Highlights & Insights¶
- Elegant ESJ task design: Reformulating a subjective open-ended problem as an objective binary classification task preserves evaluation depth (four dimensions) while eliminating answer ambiguity. This "statement verification" paradigm is transferable to any evaluation task with high subjectivity, such as aesthetics, humor, or sarcasm understanding.
- "Low-cost, high-quality" paradigm of INSETS: By combining multi-MLLM ensemble with a psychologically grounded taxonomic model, the pipeline constructs 462K annotated instances in approximately 115 person-hours—orders of magnitude more efficient than EMOTIC's 23,788 annotators. This "AI pre-annotation + human refinement" approach has broad applicability.

---------------

Task set =
a – Answer these questions from the highlights on ESJ and INSETS:
(i) How many dimensions of evaluation depth does the ESJ task design preserve?
(ii) How many annotated instances does the INSETS pipeline construct?
(iii) About how many person-hours does that construction take?
b – Translate this sentence from the highlights on ESJ and INSETS into Spanish: "This "AI pre-annotation + human refinement" approach has broad applicability."
c – Update the highlights on ESJ and INSETS from "Highlights & Insights¶" to "has broad applicability.", putting "framework" in place of "paradigm".

---------------

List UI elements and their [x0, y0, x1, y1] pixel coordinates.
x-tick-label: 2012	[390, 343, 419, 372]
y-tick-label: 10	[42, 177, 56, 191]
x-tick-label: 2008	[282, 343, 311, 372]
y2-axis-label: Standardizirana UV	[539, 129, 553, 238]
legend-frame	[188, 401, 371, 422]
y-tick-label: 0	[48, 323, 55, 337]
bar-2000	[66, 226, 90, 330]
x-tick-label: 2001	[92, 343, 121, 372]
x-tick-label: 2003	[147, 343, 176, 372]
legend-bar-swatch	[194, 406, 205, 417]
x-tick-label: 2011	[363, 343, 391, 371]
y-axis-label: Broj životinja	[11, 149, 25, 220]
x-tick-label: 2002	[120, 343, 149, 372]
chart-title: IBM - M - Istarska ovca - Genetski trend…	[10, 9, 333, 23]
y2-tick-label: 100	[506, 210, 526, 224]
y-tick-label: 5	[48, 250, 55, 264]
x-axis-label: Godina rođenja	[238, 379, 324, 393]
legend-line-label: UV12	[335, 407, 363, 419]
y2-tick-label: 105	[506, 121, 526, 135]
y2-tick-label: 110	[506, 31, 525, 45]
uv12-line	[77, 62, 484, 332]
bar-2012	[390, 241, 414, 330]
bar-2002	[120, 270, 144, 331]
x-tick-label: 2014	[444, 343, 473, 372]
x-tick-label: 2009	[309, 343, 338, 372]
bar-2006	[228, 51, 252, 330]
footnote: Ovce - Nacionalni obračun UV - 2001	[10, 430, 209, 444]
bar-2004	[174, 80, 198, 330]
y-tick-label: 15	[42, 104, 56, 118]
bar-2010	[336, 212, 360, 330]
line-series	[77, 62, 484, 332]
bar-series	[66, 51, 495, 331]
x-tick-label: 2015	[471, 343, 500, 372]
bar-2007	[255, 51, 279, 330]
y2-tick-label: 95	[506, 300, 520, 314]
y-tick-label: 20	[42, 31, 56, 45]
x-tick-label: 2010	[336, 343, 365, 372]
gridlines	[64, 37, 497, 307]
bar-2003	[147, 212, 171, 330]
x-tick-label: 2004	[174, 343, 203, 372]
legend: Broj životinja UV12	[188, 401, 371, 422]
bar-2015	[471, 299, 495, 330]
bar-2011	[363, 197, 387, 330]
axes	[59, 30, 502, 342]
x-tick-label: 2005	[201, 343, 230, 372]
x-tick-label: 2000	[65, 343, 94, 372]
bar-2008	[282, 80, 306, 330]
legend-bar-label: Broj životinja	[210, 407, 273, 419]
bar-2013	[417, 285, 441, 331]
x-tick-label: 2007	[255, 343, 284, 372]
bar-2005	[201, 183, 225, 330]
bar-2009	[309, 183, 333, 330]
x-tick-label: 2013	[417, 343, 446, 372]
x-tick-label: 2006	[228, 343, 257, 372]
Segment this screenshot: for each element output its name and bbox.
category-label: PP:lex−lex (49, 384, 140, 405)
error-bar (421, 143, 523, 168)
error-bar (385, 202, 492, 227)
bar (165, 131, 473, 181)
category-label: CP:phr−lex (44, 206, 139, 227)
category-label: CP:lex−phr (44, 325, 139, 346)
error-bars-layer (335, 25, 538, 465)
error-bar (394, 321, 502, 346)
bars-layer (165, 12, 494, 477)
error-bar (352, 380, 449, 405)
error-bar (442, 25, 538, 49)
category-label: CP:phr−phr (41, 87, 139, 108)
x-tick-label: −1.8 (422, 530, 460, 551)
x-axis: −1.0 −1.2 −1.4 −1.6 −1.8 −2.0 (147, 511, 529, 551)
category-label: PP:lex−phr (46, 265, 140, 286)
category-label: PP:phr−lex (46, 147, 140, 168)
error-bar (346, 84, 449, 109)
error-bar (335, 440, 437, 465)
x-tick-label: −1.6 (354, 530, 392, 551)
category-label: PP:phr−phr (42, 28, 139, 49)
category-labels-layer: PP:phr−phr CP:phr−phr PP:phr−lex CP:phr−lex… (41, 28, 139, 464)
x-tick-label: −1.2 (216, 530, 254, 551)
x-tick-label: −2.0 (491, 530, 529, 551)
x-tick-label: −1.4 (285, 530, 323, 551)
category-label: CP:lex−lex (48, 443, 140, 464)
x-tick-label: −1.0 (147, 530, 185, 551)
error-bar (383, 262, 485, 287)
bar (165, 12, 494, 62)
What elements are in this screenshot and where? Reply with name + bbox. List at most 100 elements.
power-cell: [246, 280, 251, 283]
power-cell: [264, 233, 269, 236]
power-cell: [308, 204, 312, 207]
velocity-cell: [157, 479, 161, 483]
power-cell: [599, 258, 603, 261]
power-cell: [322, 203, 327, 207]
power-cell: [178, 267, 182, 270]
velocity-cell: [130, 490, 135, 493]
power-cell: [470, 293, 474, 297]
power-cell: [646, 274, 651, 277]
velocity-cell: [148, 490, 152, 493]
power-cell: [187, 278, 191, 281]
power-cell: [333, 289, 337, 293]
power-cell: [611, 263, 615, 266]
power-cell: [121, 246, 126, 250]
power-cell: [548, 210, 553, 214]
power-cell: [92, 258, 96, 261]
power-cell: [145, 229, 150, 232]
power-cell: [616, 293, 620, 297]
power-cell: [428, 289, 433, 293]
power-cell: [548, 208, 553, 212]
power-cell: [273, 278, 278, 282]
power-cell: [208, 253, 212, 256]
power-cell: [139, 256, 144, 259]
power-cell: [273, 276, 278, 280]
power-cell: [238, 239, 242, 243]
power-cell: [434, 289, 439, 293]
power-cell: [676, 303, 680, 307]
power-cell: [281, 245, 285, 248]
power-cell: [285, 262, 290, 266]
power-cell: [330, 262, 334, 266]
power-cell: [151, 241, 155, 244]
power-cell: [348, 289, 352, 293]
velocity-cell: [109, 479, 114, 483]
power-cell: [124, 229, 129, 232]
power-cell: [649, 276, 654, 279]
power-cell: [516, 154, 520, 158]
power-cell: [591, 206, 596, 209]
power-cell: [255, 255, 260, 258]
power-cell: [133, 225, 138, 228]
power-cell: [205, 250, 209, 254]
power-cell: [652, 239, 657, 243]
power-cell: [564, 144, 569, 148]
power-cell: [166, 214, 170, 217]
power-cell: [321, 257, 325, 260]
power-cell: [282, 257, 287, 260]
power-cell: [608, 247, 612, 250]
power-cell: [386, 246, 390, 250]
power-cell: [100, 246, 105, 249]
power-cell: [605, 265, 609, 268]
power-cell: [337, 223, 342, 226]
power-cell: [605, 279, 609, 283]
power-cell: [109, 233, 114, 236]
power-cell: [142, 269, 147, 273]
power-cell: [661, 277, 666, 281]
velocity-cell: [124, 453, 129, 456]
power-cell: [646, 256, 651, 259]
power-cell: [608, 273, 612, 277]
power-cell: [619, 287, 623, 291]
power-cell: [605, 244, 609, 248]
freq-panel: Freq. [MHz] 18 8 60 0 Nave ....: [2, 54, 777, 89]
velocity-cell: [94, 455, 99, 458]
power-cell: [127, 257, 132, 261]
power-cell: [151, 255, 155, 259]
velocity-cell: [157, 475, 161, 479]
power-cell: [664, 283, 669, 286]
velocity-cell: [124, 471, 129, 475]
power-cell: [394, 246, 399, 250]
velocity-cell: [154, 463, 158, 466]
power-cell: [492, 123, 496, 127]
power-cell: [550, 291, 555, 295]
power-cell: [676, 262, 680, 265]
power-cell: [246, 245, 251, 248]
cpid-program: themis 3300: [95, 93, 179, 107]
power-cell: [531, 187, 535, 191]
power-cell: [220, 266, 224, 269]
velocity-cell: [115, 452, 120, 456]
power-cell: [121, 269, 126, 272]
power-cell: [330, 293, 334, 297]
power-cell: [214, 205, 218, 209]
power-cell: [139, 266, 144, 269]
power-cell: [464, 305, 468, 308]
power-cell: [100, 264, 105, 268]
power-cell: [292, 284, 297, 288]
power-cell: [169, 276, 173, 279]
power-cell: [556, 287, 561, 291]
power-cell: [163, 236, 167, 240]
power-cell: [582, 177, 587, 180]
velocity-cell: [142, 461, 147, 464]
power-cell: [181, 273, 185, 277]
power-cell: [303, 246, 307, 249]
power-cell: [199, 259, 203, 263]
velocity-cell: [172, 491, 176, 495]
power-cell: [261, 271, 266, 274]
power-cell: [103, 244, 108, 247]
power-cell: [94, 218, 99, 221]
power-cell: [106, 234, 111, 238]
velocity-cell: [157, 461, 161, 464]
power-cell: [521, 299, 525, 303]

---------------

Responses in order =
a –
(i) Four
(ii) 462K
(iii) Approximately 115

b – Este enfoque de "preanotación por IA + refinamiento humano" tiene una amplia aplicabilidad.

c –
Highlights & Insights¶
- Elegant ESJ task design: Reformulating a subjective open-ended problem as an objective binary classification task preserves evaluation depth (four dimensions) while eliminating answer ambiguity. This "statement verification" framework is transferable to any evaluation task with high subjectivity, such as aesthetics, humor, or sarcasm understanding.
- "Low-cost, high-quality" framework of INSETS: By combining multi-MLLM ensemble with a psychologically grounded taxonomic model, the pipeline constructs 462K annotated instances in approximately 115 person-hours—orders of magnitude more efficient than EMOTIC's 23,788 annotators. This "AI pre-annotation + human refinement" approach has broad applicability.